(TASK):
Return every entry exactly.

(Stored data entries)
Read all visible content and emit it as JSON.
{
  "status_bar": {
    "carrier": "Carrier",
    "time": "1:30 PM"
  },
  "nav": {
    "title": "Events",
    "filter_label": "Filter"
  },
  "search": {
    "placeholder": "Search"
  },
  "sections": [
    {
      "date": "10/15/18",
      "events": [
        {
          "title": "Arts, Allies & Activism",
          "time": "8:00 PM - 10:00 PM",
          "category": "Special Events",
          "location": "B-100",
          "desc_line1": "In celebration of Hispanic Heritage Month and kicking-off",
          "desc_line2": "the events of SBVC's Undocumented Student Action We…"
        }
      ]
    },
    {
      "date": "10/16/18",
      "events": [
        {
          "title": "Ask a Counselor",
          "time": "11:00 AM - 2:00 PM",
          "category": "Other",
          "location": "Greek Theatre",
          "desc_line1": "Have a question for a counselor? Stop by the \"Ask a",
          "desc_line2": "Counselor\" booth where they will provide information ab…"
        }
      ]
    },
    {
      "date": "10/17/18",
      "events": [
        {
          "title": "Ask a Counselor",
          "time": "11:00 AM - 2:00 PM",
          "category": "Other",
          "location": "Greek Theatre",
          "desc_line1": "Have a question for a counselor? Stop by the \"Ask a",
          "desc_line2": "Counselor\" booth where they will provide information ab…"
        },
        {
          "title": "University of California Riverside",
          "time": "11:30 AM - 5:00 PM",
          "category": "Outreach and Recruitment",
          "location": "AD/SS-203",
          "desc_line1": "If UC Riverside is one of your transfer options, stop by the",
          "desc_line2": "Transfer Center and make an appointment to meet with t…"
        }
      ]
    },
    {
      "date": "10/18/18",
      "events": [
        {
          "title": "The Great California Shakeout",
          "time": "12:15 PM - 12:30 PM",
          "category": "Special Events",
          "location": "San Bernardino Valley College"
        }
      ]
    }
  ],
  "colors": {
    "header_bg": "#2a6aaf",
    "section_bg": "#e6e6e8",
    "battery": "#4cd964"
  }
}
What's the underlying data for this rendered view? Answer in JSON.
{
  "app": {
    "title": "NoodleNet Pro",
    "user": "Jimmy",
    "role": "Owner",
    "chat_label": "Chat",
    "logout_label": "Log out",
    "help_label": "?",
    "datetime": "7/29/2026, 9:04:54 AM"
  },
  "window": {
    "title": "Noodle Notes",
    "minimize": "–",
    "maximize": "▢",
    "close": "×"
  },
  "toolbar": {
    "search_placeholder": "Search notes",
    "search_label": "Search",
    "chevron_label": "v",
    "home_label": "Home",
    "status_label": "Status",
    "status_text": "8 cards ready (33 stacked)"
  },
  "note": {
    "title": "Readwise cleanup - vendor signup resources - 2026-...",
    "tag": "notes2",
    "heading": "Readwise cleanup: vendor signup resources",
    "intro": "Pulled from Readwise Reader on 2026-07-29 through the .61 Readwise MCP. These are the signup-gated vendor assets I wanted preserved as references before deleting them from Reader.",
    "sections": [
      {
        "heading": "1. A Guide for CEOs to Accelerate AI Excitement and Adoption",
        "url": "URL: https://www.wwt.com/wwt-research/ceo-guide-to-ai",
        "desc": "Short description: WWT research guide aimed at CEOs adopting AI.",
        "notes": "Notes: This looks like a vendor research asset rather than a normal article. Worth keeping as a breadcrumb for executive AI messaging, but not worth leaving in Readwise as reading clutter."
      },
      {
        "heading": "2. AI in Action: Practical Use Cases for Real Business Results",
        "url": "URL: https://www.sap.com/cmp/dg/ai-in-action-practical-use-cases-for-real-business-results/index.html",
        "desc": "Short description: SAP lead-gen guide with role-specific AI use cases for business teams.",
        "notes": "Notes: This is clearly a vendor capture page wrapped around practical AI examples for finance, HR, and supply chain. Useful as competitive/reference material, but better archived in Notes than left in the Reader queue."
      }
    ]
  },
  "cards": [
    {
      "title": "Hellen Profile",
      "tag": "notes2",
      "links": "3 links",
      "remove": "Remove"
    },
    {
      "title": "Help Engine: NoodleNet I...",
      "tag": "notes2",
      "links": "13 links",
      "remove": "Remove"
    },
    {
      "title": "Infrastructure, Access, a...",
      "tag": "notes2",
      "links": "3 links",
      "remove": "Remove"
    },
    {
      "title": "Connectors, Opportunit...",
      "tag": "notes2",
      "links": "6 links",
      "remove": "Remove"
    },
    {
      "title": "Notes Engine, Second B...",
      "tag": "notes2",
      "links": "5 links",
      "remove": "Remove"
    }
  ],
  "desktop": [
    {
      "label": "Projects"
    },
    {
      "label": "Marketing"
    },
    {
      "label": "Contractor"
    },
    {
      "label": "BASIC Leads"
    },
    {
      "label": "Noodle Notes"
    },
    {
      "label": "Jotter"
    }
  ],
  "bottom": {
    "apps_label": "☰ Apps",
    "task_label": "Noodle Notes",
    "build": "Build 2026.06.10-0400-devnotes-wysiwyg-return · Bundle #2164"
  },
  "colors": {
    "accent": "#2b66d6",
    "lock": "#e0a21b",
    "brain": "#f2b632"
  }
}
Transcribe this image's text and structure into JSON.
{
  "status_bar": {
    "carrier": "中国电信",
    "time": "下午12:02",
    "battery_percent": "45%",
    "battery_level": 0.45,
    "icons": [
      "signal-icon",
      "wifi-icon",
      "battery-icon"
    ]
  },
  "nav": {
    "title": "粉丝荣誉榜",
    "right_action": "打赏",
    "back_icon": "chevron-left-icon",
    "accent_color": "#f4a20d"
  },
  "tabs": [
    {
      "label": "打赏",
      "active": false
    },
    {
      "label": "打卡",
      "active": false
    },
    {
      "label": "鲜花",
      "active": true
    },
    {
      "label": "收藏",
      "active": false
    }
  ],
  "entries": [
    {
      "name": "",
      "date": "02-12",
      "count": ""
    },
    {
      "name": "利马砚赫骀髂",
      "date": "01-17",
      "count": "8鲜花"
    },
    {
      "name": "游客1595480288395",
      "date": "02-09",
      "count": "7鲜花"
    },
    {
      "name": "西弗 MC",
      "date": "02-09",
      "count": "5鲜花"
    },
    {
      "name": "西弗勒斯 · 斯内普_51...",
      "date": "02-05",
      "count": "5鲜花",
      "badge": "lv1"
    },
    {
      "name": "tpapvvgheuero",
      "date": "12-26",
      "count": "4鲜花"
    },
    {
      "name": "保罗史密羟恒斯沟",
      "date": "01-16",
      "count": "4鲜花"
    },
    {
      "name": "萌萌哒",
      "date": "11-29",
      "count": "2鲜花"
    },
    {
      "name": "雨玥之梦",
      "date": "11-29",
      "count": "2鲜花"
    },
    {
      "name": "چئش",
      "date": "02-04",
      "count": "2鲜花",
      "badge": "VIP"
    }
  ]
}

(RESPONSE TO THIS EXERCISE):
Read all visible content and emit it as JSON.
{
  "status_bar": {
    "carrier": "Carrier",
    "time": "1:30 PM"
  },
  "nav": {
    "title": "Events",
    "filter_label": "Filter"
  },
  "search": {
    "placeholder": "Search"
  },
  "sections": [
    {
      "date": "10/15/18",
      "events": [
        {
          "title": "Arts, Allies & Activism",
          "time": "8:00 PM - 10:00 PM",
          "category": "Special Events",
          "location": "B-100",
          "desc_line1": "In celebration of Hispanic Heritage Month and kicking-off",
          "desc_line2": "the events of SBVC's Undocumented Student Action We…"
        }
      ]
    },
    {
      "date": "10/16/18",
      "events": [
        {
          "title": "Ask a Counselor",
          "time": "11:00 AM - 2:00 PM",
          "category": "Other",
          "location": "Greek Theatre",
          "desc_line1": "Have a question for a counselor? Stop by the \"Ask a",
          "desc_line2": "Counselor\" booth where they will provide information ab…"
        }
      ]
    },
    {
      "date": "10/17/18",
      "events": [
        {
          "title": "Ask a Counselor",
          "time": "11:00 AM - 2:00 PM",
          "category": "Other",
          "location": "Greek Theatre",
          "desc_line1": "Have a question for a counselor? Stop by the \"Ask a",
          "desc_line2": "Counselor\" booth where they will provide information ab…"
        },
        {
          "title": "University of California Riverside",
          "time": "11:30 AM - 5:00 PM",
          "category": "Outreach and Recruitment",
          "location": "AD/SS-203",
          "desc_line1": "If UC Riverside is one of your transfer options, stop by the",
          "desc_line2": "Transfer Center and make an appointment to meet with t…"
        }
      ]
    },
    {
      "date": "10/18/18",
      "events": [
        {
          "title": "The Great California Shakeout",
          "time": "12:15 PM - 12:30 PM",
          "category": "Special Events",
          "location": "San Bernardino Valley College"
        }
      ]
    }
  ],
  "colors": {
    "header_bg": "#2a6aaf",
    "section_bg": "#e6e6e8",
    "battery": "#4cd964"
  }
}
What's the underlying data for this rendered view? Answer in JSON.
{
  "app": {
    "title": "NoodleNet Pro",
    "user": "Jimmy",
    "role": "Owner",
    "chat_label": "Chat",
    "logout_label": "Log out",
    "help_label": "?",
    "datetime": "7/29/2026, 9:04:54 AM"
  },
  "window": {
    "title": "Noodle Notes",
    "minimize": "–",
    "maximize": "▢",
    "close": "×"
  },
  "toolbar": {
    "search_placeholder": "Search notes",
    "search_label": "Search",
    "chevron_label": "v",
    "home_label": "Home",
    "status_label": "Status",
    "status_text": "8 cards ready (33 stacked)"
  },
  "note": {
    "title": "Readwise cleanup - vendor signup resources - 2026-...",
    "tag": "notes2",
    "heading": "Readwise cleanup: vendor signup resources",
    "intro": "Pulled from Readwise Reader on 2026-07-29 through the .61 Readwise MCP. These are the signup-gated vendor assets I wanted preserved as references before deleting them from Reader.",
    "sections": [
      {
        "heading": "1. A Guide for CEOs to Accelerate AI Excitement and Adoption",
        "url": "URL: https://www.wwt.com/wwt-research/ceo-guide-to-ai",
        "desc": "Short description: WWT research guide aimed at CEOs adopting AI.",
        "notes": "Notes: This looks like a vendor research asset rather than a normal article. Worth keeping as a breadcrumb for executive AI messaging, but not worth leaving in Readwise as reading clutter."
      },
      {
        "heading": "2. AI in Action: Practical Use Cases for Real Business Results",
        "url": "URL: https://www.sap.com/cmp/dg/ai-in-action-practical-use-cases-for-real-business-results/index.html",
        "desc": "Short description: SAP lead-gen guide with role-specific AI use cases for business teams.",
        "notes": "Notes: This is clearly a vendor capture page wrapped around practical AI examples for finance, HR, and supply chain. Useful as competitive/reference material, but better archived in Notes than left in the Reader queue."
      }
    ]
  },
  "cards": [
    {
      "title": "Hellen Profile",
      "tag": "notes2",
      "links": "3 links",
      "remove": "Remove"
    },
    {
      "title": "Help Engine: NoodleNet I...",
      "tag": "notes2",
      "links": "13 links",
      "remove": "Remove"
    },
    {
      "title": "Infrastructure, Access, a...",
      "tag": "notes2",
      "links": "3 links",
      "remove": "Remove"
    },
    {
      "title": "Connectors, Opportunit...",
      "tag": "notes2",
      "links": "6 links",
      "remove": "Remove"
    },
    {
      "title": "Notes Engine, Second B...",
      "tag": "notes2",
      "links": "5 links",
      "remove": "Remove"
    }
  ],
  "desktop": [
    {
      "label": "Projects"
    },
    {
      "label": "Marketing"
    },
    {
      "label": "Contractor"
    },
    {
      "label": "BASIC Leads"
    },
    {
      "label": "Noodle Notes"
    },
    {
      "label": "Jotter"
    }
  ],
  "bottom": {
    "apps_label": "☰ Apps",
    "task_label": "Noodle Notes",
    "build": "Build 2026.06.10-0400-devnotes-wysiwyg-return · Bundle #2164"
  },
  "colors": {
    "accent": "#2b66d6",
    "lock": "#e0a21b",
    "brain": "#f2b632"
  }
}
Transcribe this image's text and structure into JSON.
{
  "status_bar": {
    "carrier": "中国电信",
    "time": "下午12:02",
    "battery_percent": "45%",
    "battery_level": 0.45,
    "icons": [
      "signal-icon",
      "wifi-icon",
      "battery-icon"
    ]
  },
  "nav": {
    "title": "粉丝荣誉榜",
    "right_action": "打赏",
    "back_icon": "chevron-left-icon",
    "accent_color": "#f4a20d"
  },
  "tabs": [
    {
      "label": "打赏",
      "active": false
    },
    {
      "label": "打卡",
      "active": false
    },
    {
      "label": "鲜花",
      "active": true
    },
    {
      "label": "收藏",
      "active": false
    }
  ],
  "entries": [
    {
      "name": "",
      "date": "02-12",
      "count": ""
    },
    {
      "name": "利马砚赫骀髂",
      "date": "01-17",
      "count": "8鲜花"
    },
    {
      "name": "游客1595480288395",
      "date": "02-09",
      "count": "7鲜花"
    },
    {
      "name": "西弗 MC",
      "date": "02-09",
      "count": "5鲜花"
    },
    {
      "name": "西弗勒斯 · 斯内普_51...",
      "date": "02-05",
      "count": "5鲜花",
      "badge": "lv1"
    },
    {
      "name": "tpapvvgheuero",
      "date": "12-26",
      "count": "4鲜花"
    },
    {
      "name": "保罗史密羟恒斯沟",
      "date": "01-16",
      "count": "4鲜花"
    },
    {
      "name": "萌萌哒",
      "date": "11-29",
      "count": "2鲜花"
    },
    {
      "name": "雨玥之梦",
      "date": "11-29",
      "count": "2鲜花"
    },
    {
      "name": "چئش",
      "date": "02-04",
      "count": "2鲜花",
      "badge": "VIP"
    }
  ]
}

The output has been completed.